* Task brief:
Copy each line of the material below that includes the string "from".

* Input for this task:
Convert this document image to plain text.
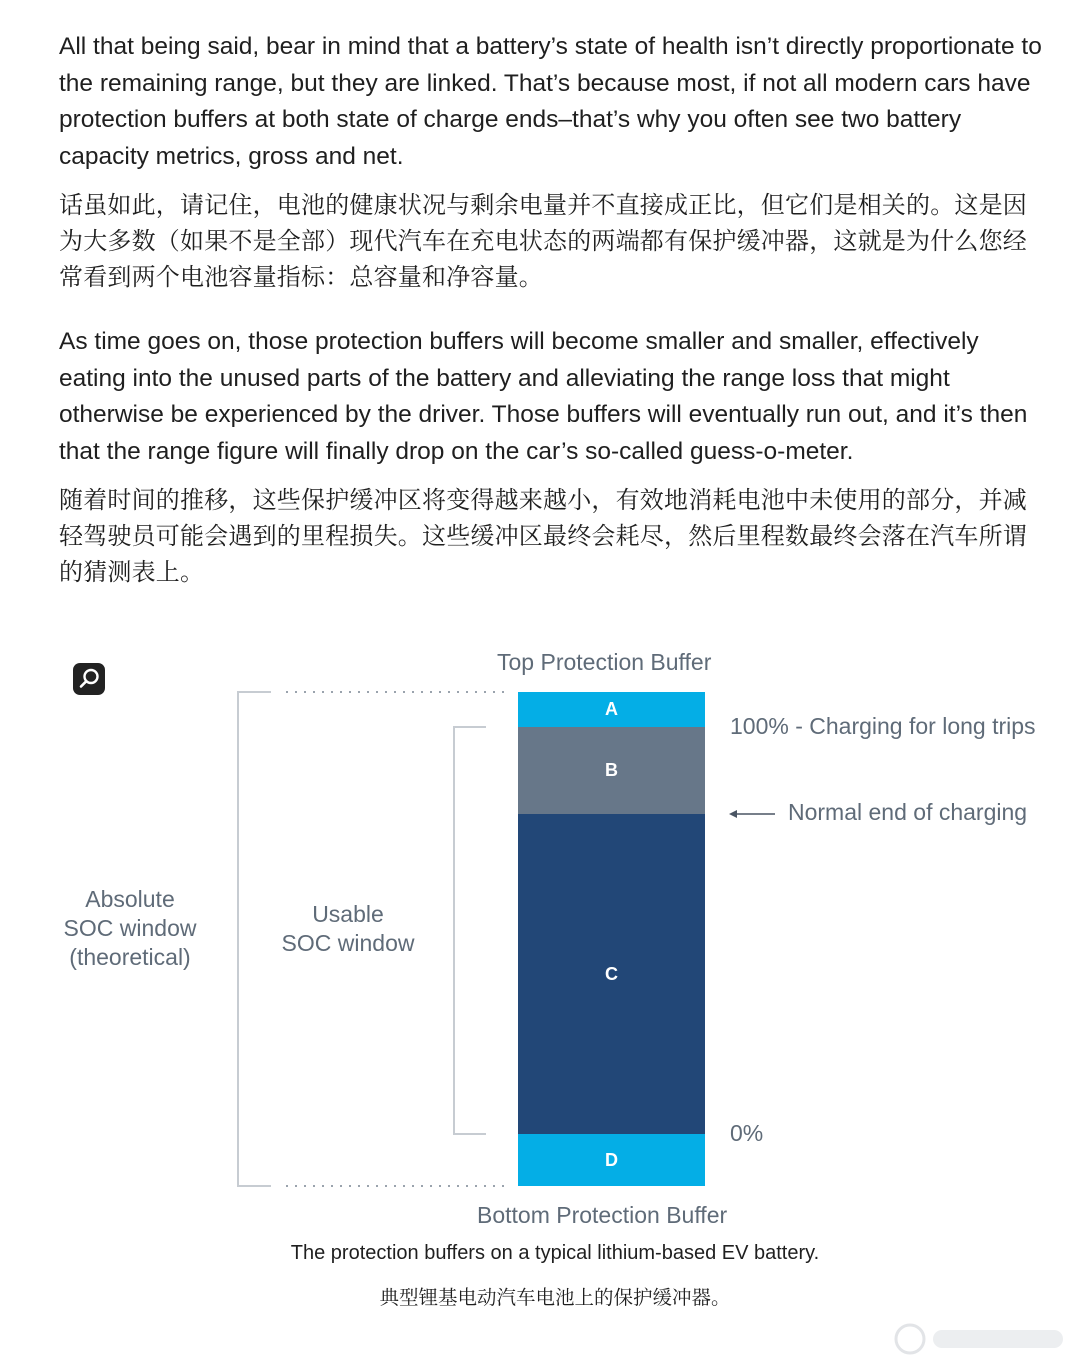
All that being said, bear in mind that a battery’s state of health isn’t directly proportionate to the remaining range, but they are linked. That’s because most, if not all modern cars have protection buffers at both state of charge ends–that’s why you often see two battery capacity metrics, gross and net.

话虽如此，请记住，电池的健康状况与剩余电量并不直接成正比，但它们是相关的。这是因为大多数（如果不是全部）现代汽车在充电状态的两端都有保护缓冲器，这就是为什么您经常看到两个电池容量指标：总容量和净容量。

As time goes on, those protection buffers will become smaller and smaller, effectively eating into the unused parts of the battery and alleviating the range loss that might otherwise be experienced by the driver. Those buffers will eventually run out, and it’s then that the range figure will finally drop on the car’s so-called guess-o-meter.

随着时间的推移，这些保护缓冲区将变得越来越小，有效地消耗电池中未使用的部分，并减轻驾驶员可能会遇到的里程损失。这些缓冲区最终会耗尽，然后里程数最终会落在汽车所谓的猜测表上。

Top Protection Buffer
A
B
C
D
Absolute
SOC window
(theoretical)
Usable
SOC window
100% - Charging for long trips
Normal end of charging
0%
Bottom Protection Buffer
The protection buffers on a typical lithium-based EV battery.
典型锂基电动汽车电池上的保护缓冲器。
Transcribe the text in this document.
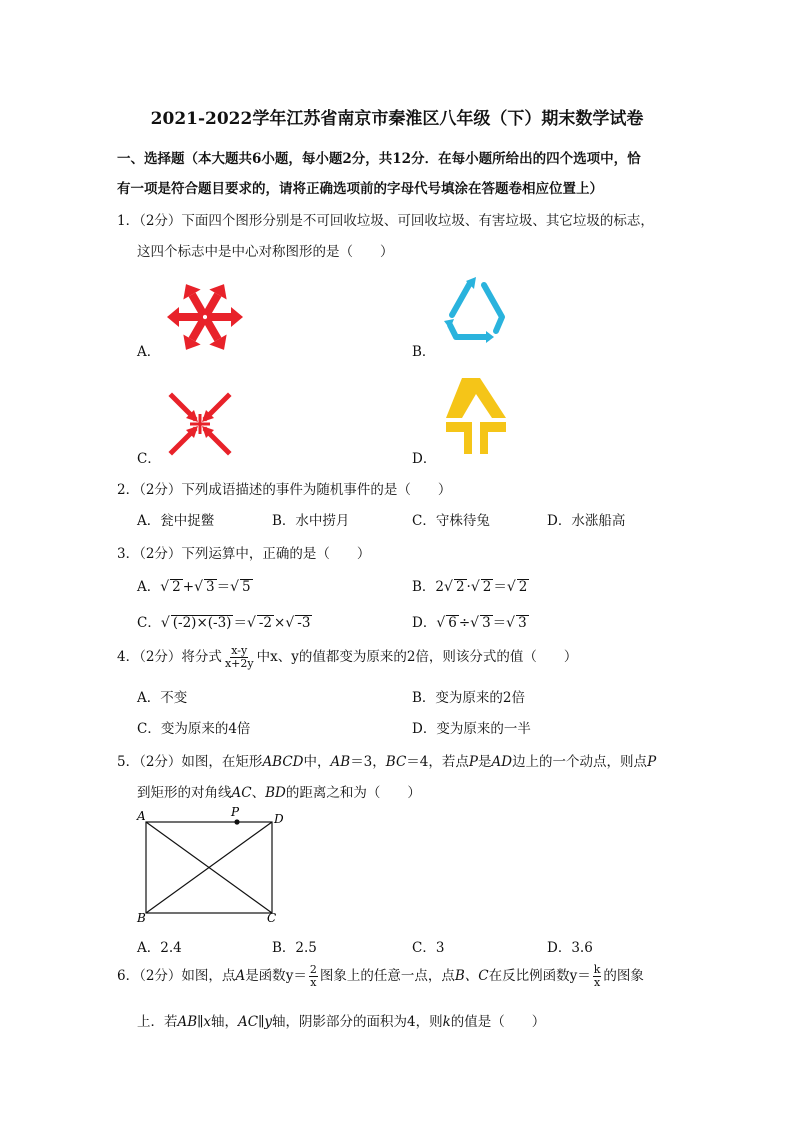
2021-2022学年江苏省南京市秦淮区八年级（下）期末数学试卷
一、选择题（本大题共6小题，每小题2分，共12分．在每小题所给出的四个选项中，恰
有一项是符合题目要求的，请将正确选项前的字母代号填涂在答题卷相应位置上）
1．（2分）下面四个图形分别是不可回收垃圾、可回收垃圾、有害垃圾、其它垃圾的标志，
这四个标志中是中心对称图形的是（　　）
A．	B．
C．	D．
2．（2分）下列成语描述的事件为随机事件的是（　　）
A．瓮中捉鳖	B．水中捞月	C．守株待兔	D．水涨船高
3．（2分）下列运算中，正确的是（　　）
A．√ 2 +√ 3 ＝√ 5	B．2√ 2 ·√ 2 ＝√ 2
C．√ (-2)×(-3) ＝√ -2 ×√ -3	D．√ 6 ÷√ 3 ＝√ 3
4．（2分）将分式 $\frac{x-y}{x+2y}$ 中x、y的值都变为原来的2倍，则该分式的值（　　）
A．不变	B．变为原来的2倍
C．变为原来的4倍	D．变为原来的一半
5．（2分）如图，在矩形ABCD中，AB＝3，BC＝4，若点P是AD边上的一个动点，则点P
到矩形的对角线AC、BD的距离之和为（　　）
A	P	D
B	C
A．2.4	B．2.5	C．3	D．3.6
6．（2分）如图，点A是函数$y= \frac{2}{x}$ 图象上的任意一点，点B、C在反比例函数$y= \frac{k}{x}$ 的图象
上．若AB∥x轴，AC∥y轴，阴影部分的面积为4，则k的值是（　　）
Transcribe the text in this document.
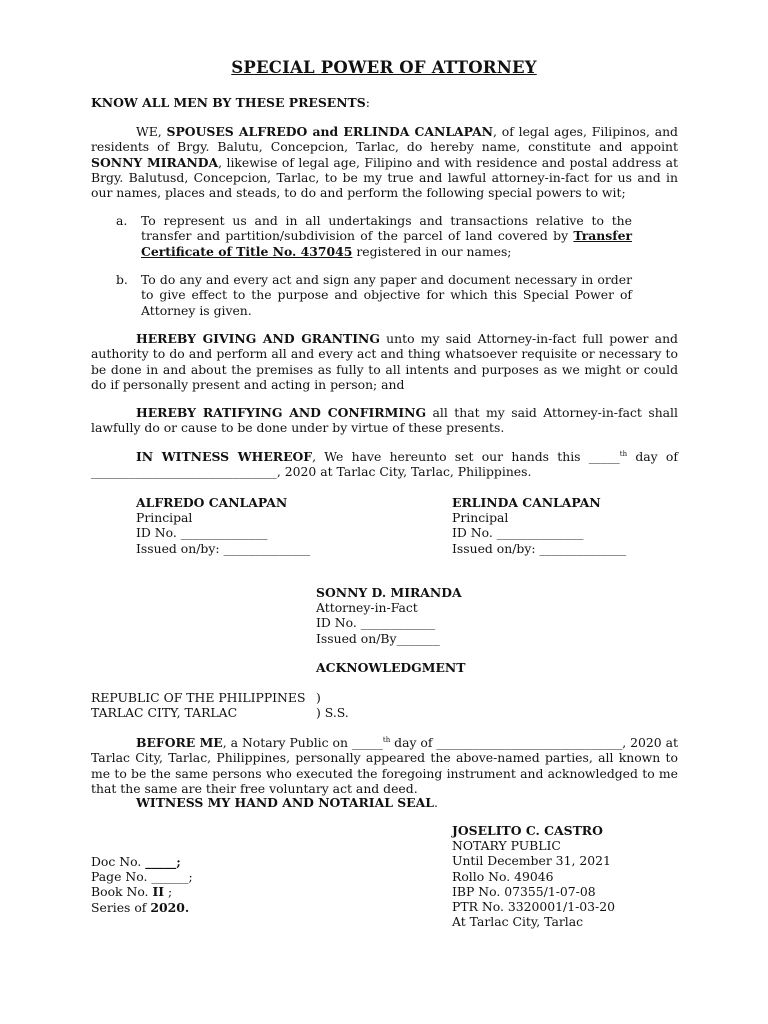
SPECIAL POWER OF ATTORNEY
KNOW ALL MEN BY THESE PRESENTS:
WE, SPOUSES ALFREDO and ERLINDA CANLAPAN, of legal ages, Filipinos, and residents of Brgy. Balutu, Concepcion, Tarlac, do hereby name, constitute and appoint SONNY MIRANDA, likewise of legal age, Filipino and with residence and postal address at Brgy. Balutusd, Concepcion, Tarlac, to be my true and lawful attorney-in-fact for us and in our names, places and steads, to do and perform the following special powers to wit;
a. To represent us and in all undertakings and transactions relative to the transfer and partition/subdivision of the parcel of land covered by Transfer Certificate of Title No. 437045 registered in our names;
b. To do any and every act and sign any paper and document necessary in order to give effect to the purpose and objective for which this Special Power of Attorney is given.
HEREBY GIVING AND GRANTING unto my said Attorney-in-fact full power and authority to do and perform all and every act and thing whatsoever requisite or necessary to be done in and about the premises as fully to all intents and purposes as we might or could do if personally present and acting in person; and
HEREBY RATIFYING AND CONFIRMING all that my said Attorney-in-fact shall lawfully do or cause to be done under by virtue of these presents.
IN WITNESS WHEREOF, We have hereunto set our hands this _____$^{th}$ day of
______________________________, 2020 at Tarlac City, Tarlac, Philippines.
ALFREDO CANLAPAN
Principal
ID No. ______________
Issued on/by: ______________
ERLINDA CANLAPAN
Principal
ID No. ______________
Issued on/by: ______________
SONNY D. MIRANDA
Attorney-in-Fact
ID No. ____________
Issued on/By_______
ACKNOWLEDGMENT
REPUBLIC OF THE PHILIPPINES )
TARLAC CITY, TARLAC	) S.S.
BEFORE ME, a Notary Public on _____$^{th}$ day of ______________________________, 2020 at Tarlac City, Tarlac, Philippines, personally appeared the above-named parties, all known to me to be the same persons who executed the foregoing instrument and acknowledged to me that the same are their free voluntary act and deed.
WITNESS MY HAND AND NOTARIAL SEAL.
JOSELITO C. CASTRO
NOTARY PUBLIC
Until December 31, 2021
Rollo No. 49046
IBP No. 07355/1-07-08
PTR No. 3320001/1-03-20
At Tarlac City, Tarlac
Doc No. _____;
Page No. ______;
Book No. II ;
Series of 2020.
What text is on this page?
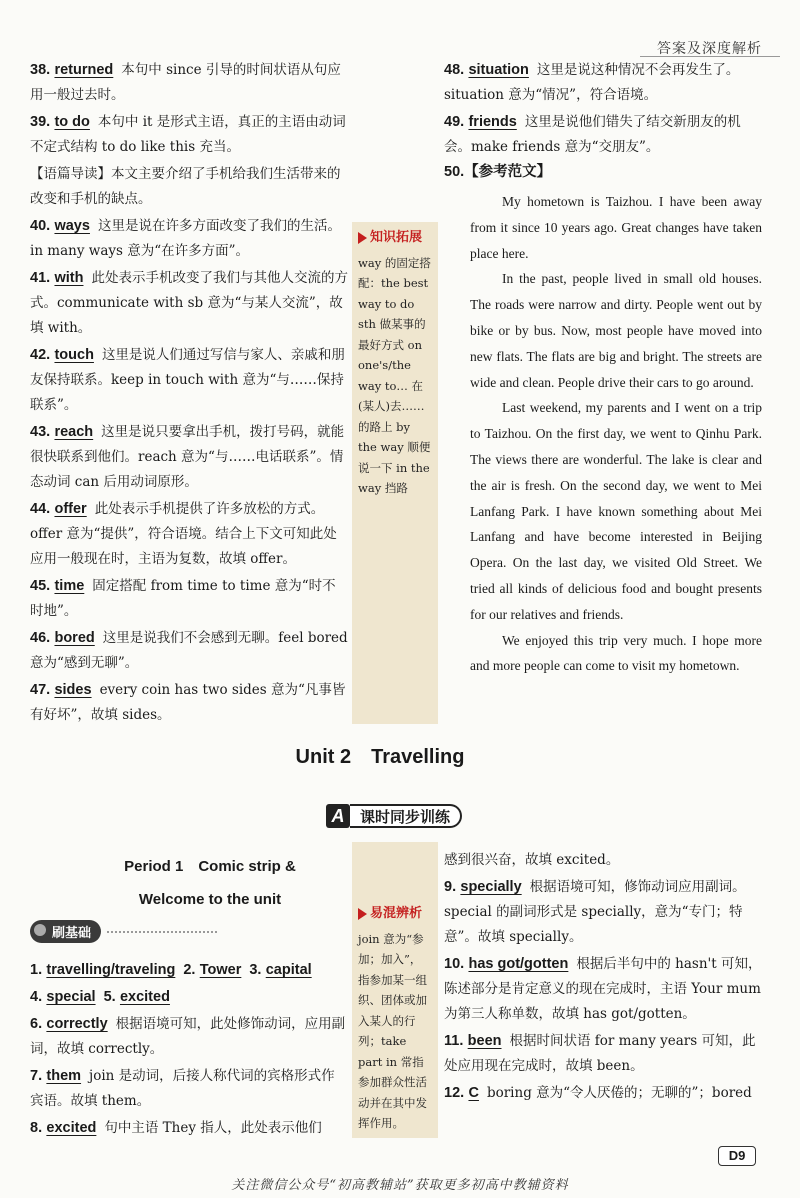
答案及深度解析
38. returned 本句中 since 引导的时间状语从句应用一般过去时。
39. to do 本句中 it 是形式主语，真正的主语由动词不定式结构 to do like this 充当。
【语篇导读】本文主要介绍了手机给我们生活带来的改变和手机的缺点。
40. ways 这里是说在许多方面改变了我们的生活。in many ways 意为“在许多方面”。
41. with 此处表示手机改变了我们与其他人交流的方式。communicate with sb 意为“与某人交流”，故填 with。
42. touch 这里是说人们通过写信与家人、亲戚和朋友保持联系。keep in touch with 意为“与……保持联系”。
43. reach 这里是说只要拿出手机，拨打号码，就能很快联系到他们。reach 意为“与……电话联系”。情态动词 can 后用动词原形。
44. offer 此处表示手机提供了许多放松的方式。offer 意为“提供”，符合语境。结合上下文可知此处应用一般现在时，主语为复数，故填 offer。
45. time 固定搭配 from time to time 意为“时不时地”。
46. bored 这里是说我们不会感到无聊。feel bored 意为“感到无聊”。
47. sides every coin has two sides 意为“凡事皆有好坏”，故填 sides。
知识拓展
way 的固定搭配：the best way to do sth 做某事的最好方式 on one's/the way to… 在(某人)去……的路上 by the way 顺便说一下 in the way 挡路
48. situation 这里是说这种情况不会再发生了。situation 意为“情况”，符合语境。
49. friends 这里是说他们错失了结交新朋友的机会。make friends 意为“交朋友”。
50.【参考范文】
My hometown is Taizhou. I have been away from it since 10 years ago. Great changes have taken place here.
In the past, people lived in small old houses. The roads were narrow and dirty. People went out by bike or by bus. Now, most people have moved into new flats. The flats are big and bright. The streets are wide and clean. People drive their cars to go around.
Last weekend, my parents and I went on a trip to Taizhou. On the first day, we went to Qinhu Park. The views there are wonderful. The lake is clear and the air is fresh. On the second day, we went to Mei Lanfang Park. I have known something about Mei Lanfang and have become interested in Beijing Opera. On the last day, we visited Old Street. We tried all kinds of delicious food and bought presents for our relatives and friends.
We enjoyed this trip very much. I hope more and more people can come to visit my hometown.
Unit 2 Travelling
A	课时同步训练
Period 1　Comic strip &
Welcome to the unit
刷基础
1. travelling/traveling 2. Tower 3. capital
4. special 5. excited
6. correctly 根据语境可知，此处修饰动词，应用副词，故填 correctly。
7. them join 是动词，后接人称代词的宾格形式作宾语。故填 them。
8. excited 句中主语 They 指人，此处表示他们
易混辨析
join 意为“参加；加入”，指参加某一组织、团体或加入某人的行列；take part in 常指参加群众性活动并在其中发挥作用。
感到很兴奋，故填 excited。
9. specially 根据语境可知，修饰动词应用副词。special 的副词形式是 specially，意为“专门；特意”。故填 specially。
10. has got/gotten 根据后半句中的 hasn't 可知，陈述部分是肯定意义的现在完成时，主语 Your mum 为第三人称单数，故填 has got/gotten。
11. been 根据时间状语 for many years 可知，此处应用现在完成时，故填 been。
12. C boring 意为“令人厌倦的；无聊的”；bored
D9
关注微信公众号“初高教辅站”获取更多初高中教辅资料
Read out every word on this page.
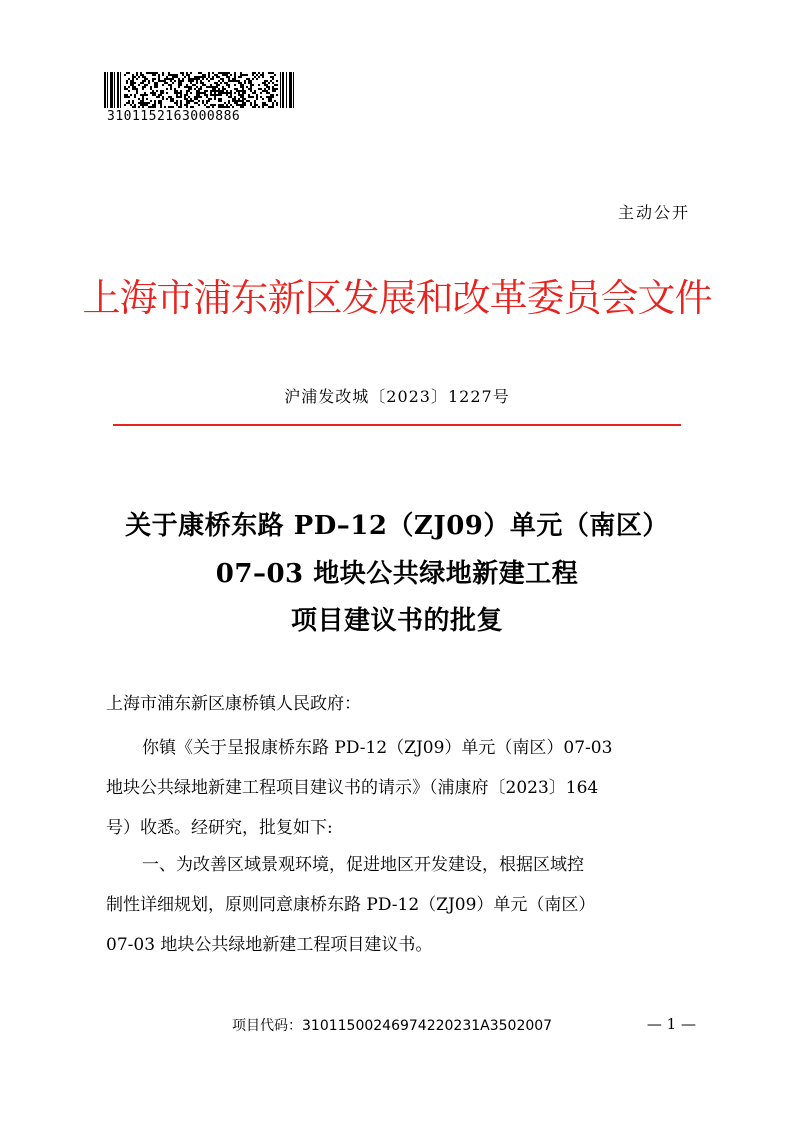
3101152163000886
主动公开
上海市浦东新区发展和改革委员会文件
沪浦发改城〔2023〕1227号
关于康桥东路 PD–12（ZJ09）单元（南区）
07–03 地块公共绿地新建工程
项目建议书的批复
上海市浦东新区康桥镇人民政府：
你镇《关于呈报康桥东路 PD-12（ZJ09）单元（南区）07-03
地块公共绿地新建工程项目建议书的请示》（浦康府〔2023〕164
号）收悉。经研究，批复如下:
一、为改善区域景观环境，促进地区开发建设，根据区域控
制性详细规划，原则同意康桥东路 PD-12（ZJ09）单元（南区）
07-03 地块公共绿地新建工程项目建议书。
项目代码：31011500246974220231A3502007	— 1 —
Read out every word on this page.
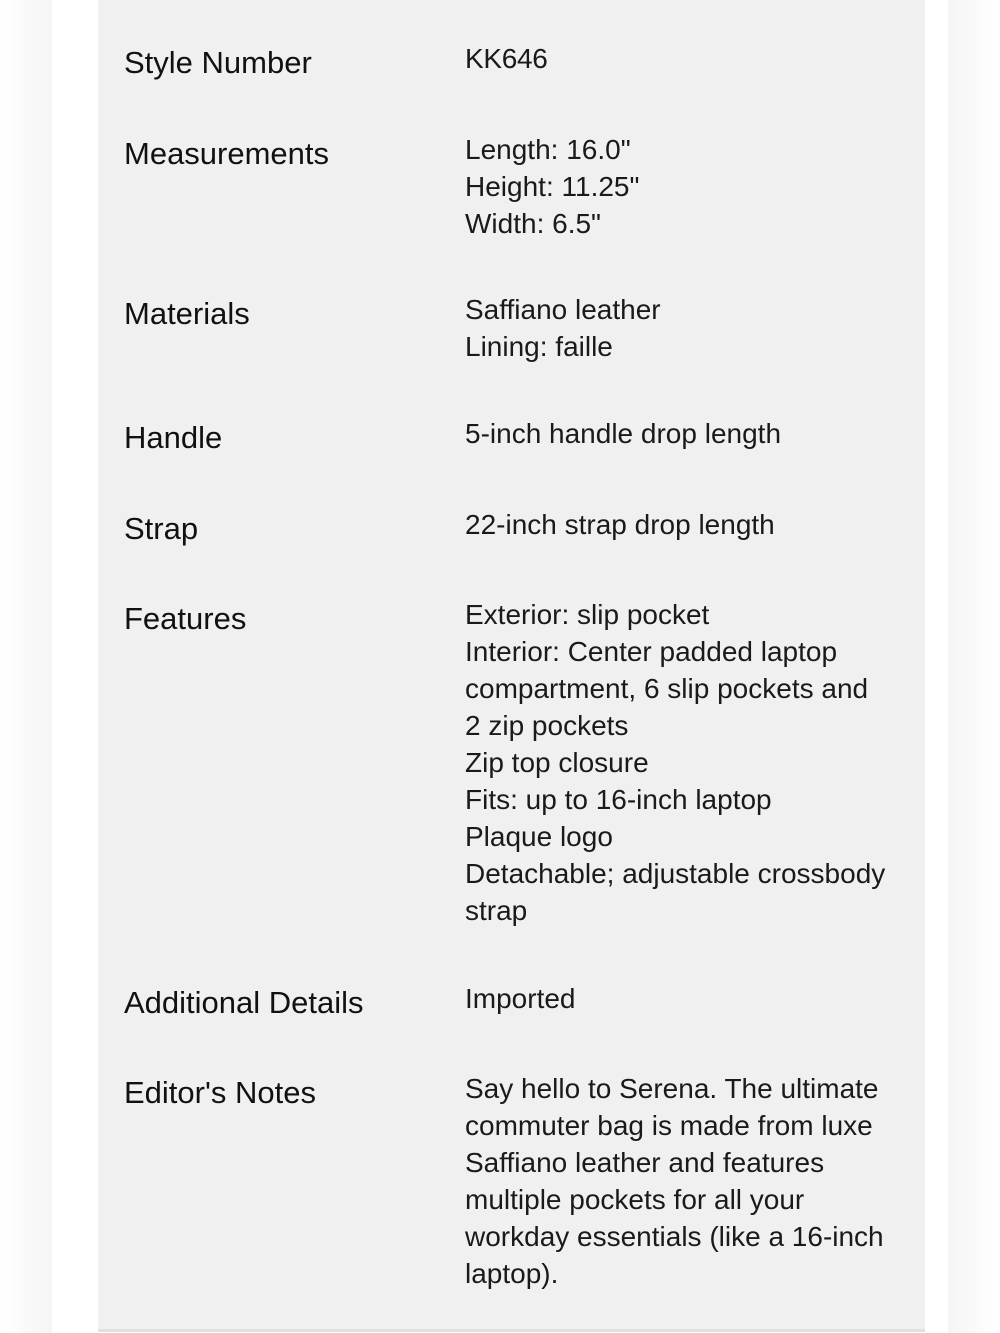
Style Number	KK646
Measurements	Length: 16.0"
Height: 11.25"
Width: 6.5"
Materials	Saffiano leather
Lining: faille
Handle	5-inch handle drop length
Strap	22-inch strap drop length
Features	Exterior: slip pocket
Interior: Center padded laptop
compartment, 6 slip pockets and
2 zip pockets
Zip top closure
Fits: up to 16-inch laptop
Plaque logo
Detachable; adjustable crossbody
strap
Additional Details	Imported
Editor's Notes	Say hello to Serena. The ultimate commuter bag is made from luxe Saffiano leather and features multiple pockets for all your workday essentials (like a 16-inch laptop).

* Written response:
45. time 固定搭配 from time to time 意为“时不时地”。
My hometown is Taizhou. I have been away from it since 10 years ago. Great changes have taken place here.
Editor's Notes	Say hello to Serena. The ultimate commuter bag is made from luxe Saffiano leather and features multiple pockets for all your workday essentials (like a 16-inch laptop).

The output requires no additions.